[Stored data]
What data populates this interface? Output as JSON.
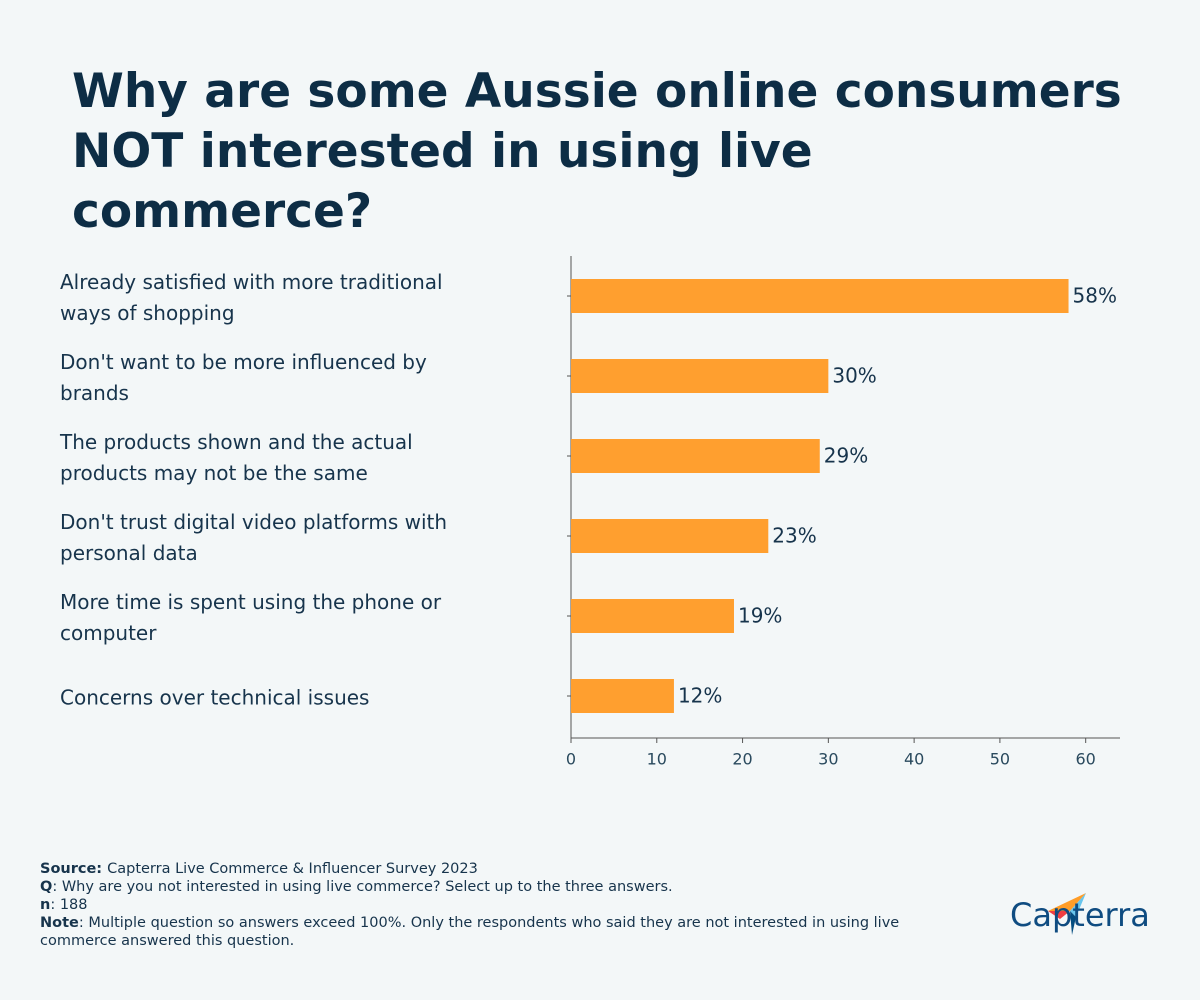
{
  "chart_data": {
    "type": "bar",
    "orientation": "horizontal",
    "title": "Why are some Aussie online consumers NOT interested in using live commerce?",
    "categories": [
      "Already satisfied with more traditional ways of shopping",
      "Don't want to be more influenced by brands",
      "The products shown and the actual products may not be the same",
      "Don't trust digital video platforms with personal data",
      "More time is spent using the phone or computer",
      "Concerns over technical issues"
    ],
    "values": [
      58,
      30,
      29,
      23,
      19,
      12
    ],
    "value_labels": [
      "58%",
      "30%",
      "29%",
      "23%",
      "19%",
      "12%"
    ],
    "color": "#ff9f2f",
    "xlim": [
      0,
      64
    ],
    "xticks": [
      0,
      10,
      20,
      30,
      40,
      50,
      60
    ],
    "grid": false
  },
  "footer": [
    {
      "label": "Source:",
      "text": "Capterra Live Commerce & Influencer Survey 2023"
    },
    {
      "label": "Q",
      "text": ": Why are you not interested in using live commerce? Select up to the three answers."
    },
    {
      "label": "n",
      "text": ": 188"
    },
    {
      "label": "Note",
      "text": ": Multiple question so answers exceed 100%. Only the respondents who said they are not interested in using live commerce answered this question."
    }
  ],
  "logo": "Capterra"
}
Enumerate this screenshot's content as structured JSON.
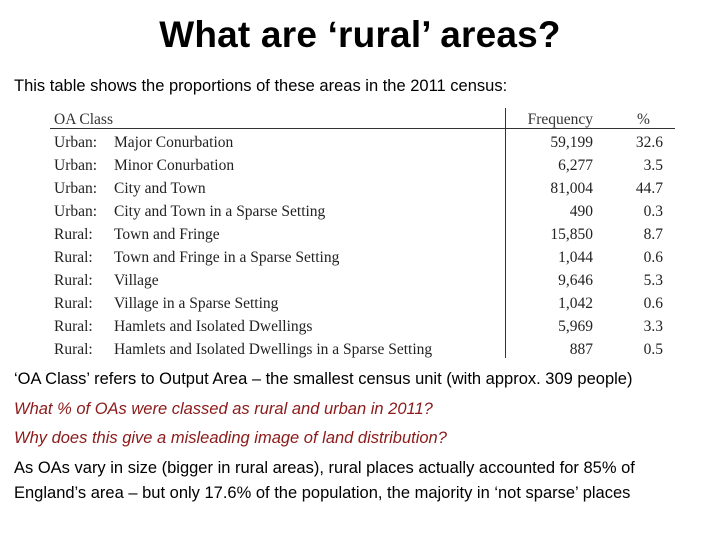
{
  "title": "What are ‘rural’ areas?",
  "intro": "This table shows the proportions of these areas in the 2011 census:",
  "table": {
    "headers": {
      "class": "OA Class",
      "frequency": "Frequency",
      "percent": "%"
    },
    "rows": [
      {
        "type": "Urban:",
        "name": "Major Conurbation",
        "frequency": "59,199",
        "percent": "32.6"
      },
      {
        "type": "Urban:",
        "name": "Minor Conurbation",
        "frequency": "6,277",
        "percent": "3.5"
      },
      {
        "type": "Urban:",
        "name": "City and Town",
        "frequency": "81,004",
        "percent": "44.7"
      },
      {
        "type": "Urban:",
        "name": "City and Town in a Sparse Setting",
        "frequency": "490",
        "percent": "0.3"
      },
      {
        "type": "Rural:",
        "name": "Town and Fringe",
        "frequency": "15,850",
        "percent": "8.7"
      },
      {
        "type": "Rural:",
        "name": "Town and Fringe in a Sparse Setting",
        "frequency": "1,044",
        "percent": "0.6"
      },
      {
        "type": "Rural:",
        "name": "Village",
        "frequency": "9,646",
        "percent": "5.3"
      },
      {
        "type": "Rural:",
        "name": "Village in a Sparse Setting",
        "frequency": "1,042",
        "percent": "0.6"
      },
      {
        "type": "Rural:",
        "name": "Hamlets and Isolated Dwellings",
        "frequency": "5,969",
        "percent": "3.3"
      },
      {
        "type": "Rural:",
        "name": "Hamlets and Isolated Dwellings in a Sparse Setting",
        "frequency": "887",
        "percent": "0.5"
      }
    ]
  },
  "notes": {
    "definition": "‘OA Class’ refers to Output Area – the smallest census unit (with approx. 309 people)",
    "question1": "What % of OAs were classed as rural and urban in 2011?",
    "question2": "Why does this give a misleading image of land distribution?",
    "answer_line1": "As OAs vary in size (bigger in rural areas), rural places actually accounted for 85% of",
    "answer_line2": "England’s area – but only 17.6% of the population, the majority in ‘not sparse’ places"
  },
  "colors": {
    "question": "#8b1a1a",
    "text": "#000000"
  }
}
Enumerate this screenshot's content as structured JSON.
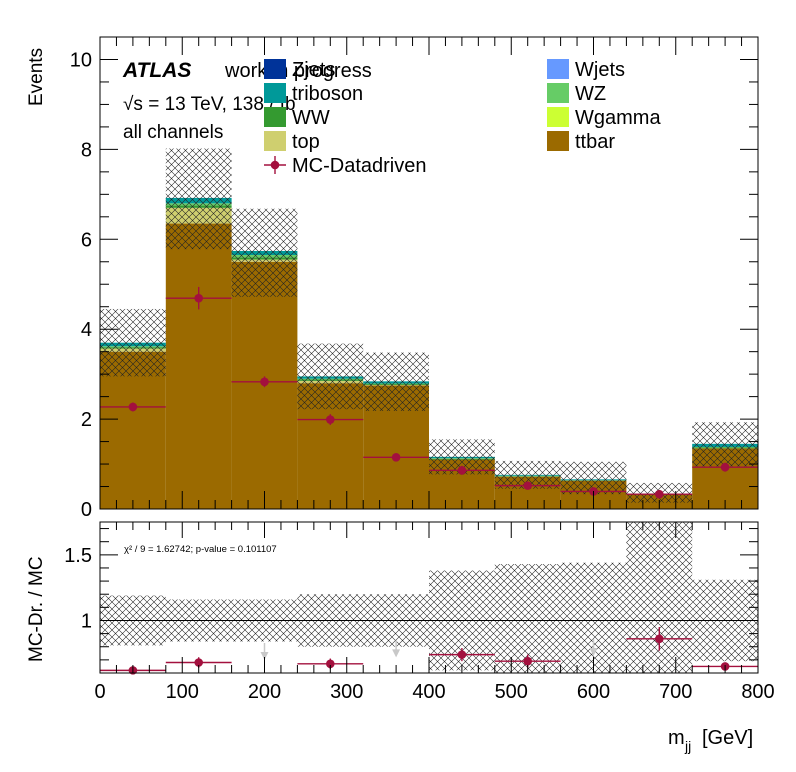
{
  "chart_data": [
    {
      "type": "bar",
      "stacked": true,
      "title": "",
      "xlabel": "m_jj [GeV]",
      "ylabel": "Events",
      "xlim": [
        0,
        800
      ],
      "ylim": [
        0,
        10.5
      ],
      "bin_edges": [
        0,
        80,
        160,
        240,
        320,
        400,
        480,
        560,
        640,
        720,
        800
      ],
      "y_ticks": [
        0,
        2,
        4,
        6,
        8,
        10
      ],
      "series": [
        {
          "name": "ttbar",
          "color": "#9b6a00",
          "values": [
            3.5,
            6.35,
            5.5,
            2.8,
            2.75,
            1.1,
            0.72,
            0.63,
            0.33,
            1.35
          ]
        },
        {
          "name": "top",
          "color": "#cfcf6f",
          "values": [
            0.07,
            0.35,
            0.05,
            0.05,
            0.01,
            0.0,
            0.0,
            0.0,
            0.0,
            0.0
          ]
        },
        {
          "name": "WW",
          "color": "#349a30",
          "values": [
            0.03,
            0.05,
            0.05,
            0.03,
            0.02,
            0.02,
            0.01,
            0.01,
            0.0,
            0.02
          ]
        },
        {
          "name": "Wgamma",
          "color": "#ccff33",
          "values": [
            0.0,
            0.0,
            0.0,
            0.0,
            0.0,
            0.0,
            0.0,
            0.0,
            0.0,
            0.0
          ]
        },
        {
          "name": "WZ",
          "color": "#66cc66",
          "values": [
            0.02,
            0.05,
            0.05,
            0.02,
            0.01,
            0.01,
            0.01,
            0.0,
            0.0,
            0.01
          ]
        },
        {
          "name": "triboson",
          "color": "#009999",
          "values": [
            0.08,
            0.12,
            0.09,
            0.05,
            0.05,
            0.03,
            0.02,
            0.02,
            0.01,
            0.07
          ]
        },
        {
          "name": "Wjets",
          "color": "#6699ff",
          "values": [
            0.0,
            0.0,
            0.0,
            0.0,
            0.0,
            0.0,
            0.0,
            0.0,
            0.0,
            0.0
          ]
        },
        {
          "name": "Zjets",
          "color": "#003399",
          "values": [
            0.0,
            0.0,
            0.0,
            0.0,
            0.0,
            0.0,
            0.0,
            0.0,
            0.0,
            0.0
          ]
        }
      ],
      "uncertainty_band": {
        "upper": [
          4.45,
          8.02,
          6.68,
          3.68,
          3.48,
          1.55,
          1.07,
          1.05,
          0.58,
          1.93
        ],
        "lower": [
          2.95,
          5.78,
          4.72,
          2.22,
          2.18,
          0.77,
          0.45,
          0.33,
          0.14,
          0.95
        ]
      },
      "points": {
        "name": "MC-Datadriven",
        "color": "#a3103e",
        "x": [
          40,
          120,
          200,
          280,
          360,
          440,
          520,
          600,
          680,
          760
        ],
        "y": [
          2.27,
          4.69,
          2.83,
          1.99,
          1.15,
          0.86,
          0.52,
          0.39,
          0.33,
          0.93
        ],
        "yerr": [
          0.1,
          0.25,
          0.12,
          0.12,
          0.05,
          0.1,
          0.06,
          0.05,
          0.05,
          0.1
        ]
      },
      "legend": {
        "col1": [
          "Zjets",
          "triboson",
          "WW",
          "top",
          "MC-Datadriven"
        ],
        "col2": [
          "Wjets",
          "WZ",
          "Wgamma",
          "ttbar"
        ]
      },
      "atlas_label": "ATLAS",
      "atlas_sub": "work in progress",
      "energy_label": "√s = 13 TeV, 138 / fb",
      "channel_label": "all channels"
    },
    {
      "type": "scatter",
      "title": "",
      "xlabel": "m_jj [GeV]",
      "ylabel": "MC-Dr. / MC",
      "xlim": [
        0,
        800
      ],
      "ylim": [
        0.6,
        1.75
      ],
      "x_ticks": [
        0,
        100,
        200,
        300,
        400,
        500,
        600,
        700,
        800
      ],
      "y_ticks": [
        1,
        1.5
      ],
      "reference_line": 1,
      "stat_text": "χ² / 9 = 1.62742; p-value = 0.101107",
      "band": {
        "upper": [
          1.19,
          1.16,
          1.16,
          1.2,
          1.2,
          1.38,
          1.43,
          1.44,
          1.79,
          1.31
        ],
        "lower": [
          0.81,
          0.84,
          0.84,
          0.8,
          0.8,
          0.62,
          0.57,
          0.56,
          0.21,
          0.69
        ]
      },
      "points": {
        "color": "#a3103e",
        "x": [
          40,
          120,
          200,
          280,
          360,
          440,
          520,
          600,
          680,
          760
        ],
        "y": [
          0.62,
          0.68,
          0.76,
          0.67,
          0.78,
          0.74,
          0.69,
          0.79,
          0.86,
          0.65
        ],
        "yerr": [
          0.03,
          0.04,
          0.03,
          0.04,
          0.03,
          0.05,
          0.05,
          0.03,
          0.09,
          0.03
        ],
        "in_range": [
          true,
          true,
          false,
          true,
          false,
          true,
          true,
          false,
          true,
          true
        ]
      }
    }
  ]
}
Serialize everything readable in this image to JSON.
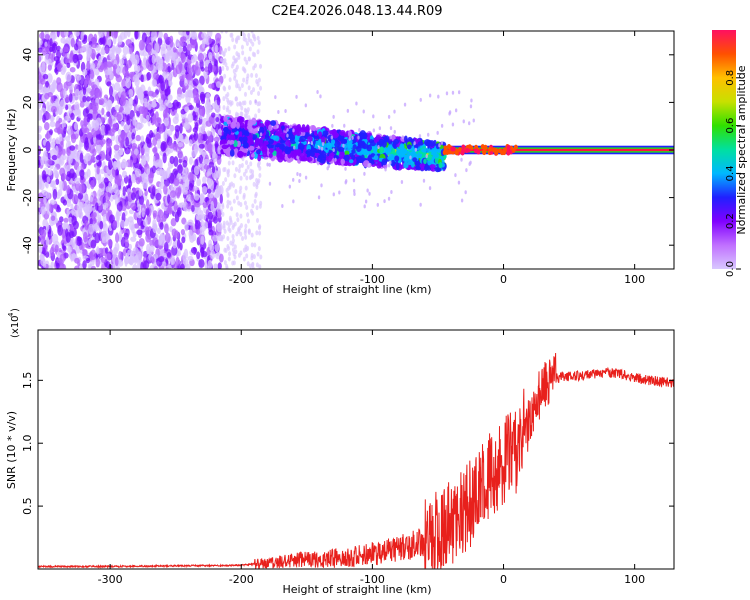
{
  "page_title": "C2E4.2026.048.13.44.R09",
  "colors": {
    "snr_line": "#e8201c",
    "frame": "#000000",
    "background": "#ffffff",
    "colorbar_stops": [
      "#d8c8ff",
      "#c070ff",
      "#8000ff",
      "#2020ff",
      "#00b8ff",
      "#00e0a0",
      "#30e000",
      "#c8e000",
      "#ffc000",
      "#ff5000",
      "#ff1060"
    ]
  },
  "chart_data": [
    {
      "type": "heatmap",
      "title": "C2E4.2026.048.13.44.R09",
      "xlabel": "Height of straight line (km)",
      "ylabel": "Frequency (Hz)",
      "xlim": [
        -355,
        130
      ],
      "ylim": [
        -50,
        50
      ],
      "xticks": [
        -300,
        -200,
        -100,
        0,
        100
      ],
      "yticks": [
        -40,
        -20,
        0,
        20,
        40
      ],
      "xtick_labels": [
        "-300",
        "-200",
        "-100",
        "0",
        "100"
      ],
      "ytick_labels": [
        "-40",
        "-20",
        "0",
        "20",
        "40"
      ],
      "colorbar": {
        "label": "Normalized spectral amplitude",
        "range": [
          0,
          1
        ],
        "ticks": [
          0.0,
          0.2,
          0.4,
          0.6,
          0.8
        ],
        "tick_labels": [
          "0.0",
          "0.2",
          "0.4",
          "0.6",
          "0.8"
        ]
      },
      "regions": [
        {
          "name": "noise",
          "x": [
            -355,
            -215
          ],
          "freq": [
            -50,
            50
          ],
          "amplitude": 0.05
        },
        {
          "name": "fading noise",
          "x": [
            -215,
            -185
          ],
          "freq": [
            -50,
            50
          ],
          "amplitude": 0.03
        },
        {
          "name": "signal onset",
          "x": [
            -215,
            -45
          ],
          "freq_center": [
            6,
            -3
          ],
          "freq_halfwidth": 8,
          "amplitude": [
            0.12,
            0.35
          ]
        },
        {
          "name": "signal lock",
          "x": [
            -45,
            130
          ],
          "freq_center": 0,
          "amplitude": 0.9
        }
      ]
    },
    {
      "type": "line",
      "xlabel": "Height of straight line (km)",
      "ylabel": "SNR (10 * v/v)",
      "scale_label": "(x10",
      "scale_exponent": "4",
      "xlim": [
        -355,
        130
      ],
      "ylim": [
        0,
        1.9
      ],
      "xticks": [
        -300,
        -200,
        -100,
        0,
        100
      ],
      "yticks": [
        0.5,
        1.0,
        1.5
      ],
      "xtick_labels": [
        "-300",
        "-200",
        "-100",
        "0",
        "100"
      ],
      "ytick_labels": [
        "0.5",
        "1.0",
        "1.5"
      ],
      "series": [
        {
          "name": "SNR",
          "color": "#e8201c",
          "x": [
            -355,
            -300,
            -250,
            -200,
            -180,
            -160,
            -140,
            -120,
            -100,
            -80,
            -60,
            -45,
            -30,
            -20,
            -10,
            0,
            10,
            20,
            30,
            40,
            50,
            60,
            70,
            80,
            90,
            100,
            110,
            120,
            130
          ],
          "y": [
            0.02,
            0.02,
            0.025,
            0.03,
            0.05,
            0.07,
            0.08,
            0.09,
            0.12,
            0.16,
            0.22,
            0.32,
            0.45,
            0.6,
            0.75,
            0.85,
            0.95,
            1.2,
            1.45,
            1.52,
            1.53,
            1.54,
            1.55,
            1.56,
            1.55,
            1.52,
            1.5,
            1.49,
            1.48
          ]
        }
      ]
    }
  ]
}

Goal of the exercise: In the entries above, locate every line with the word "Output" and copy it.

In response:
What data populates this interface? Output as JSON.
    "definition": "‘OA Class’ refers to Output Area – the smallest census unit (with approx. 309 people)",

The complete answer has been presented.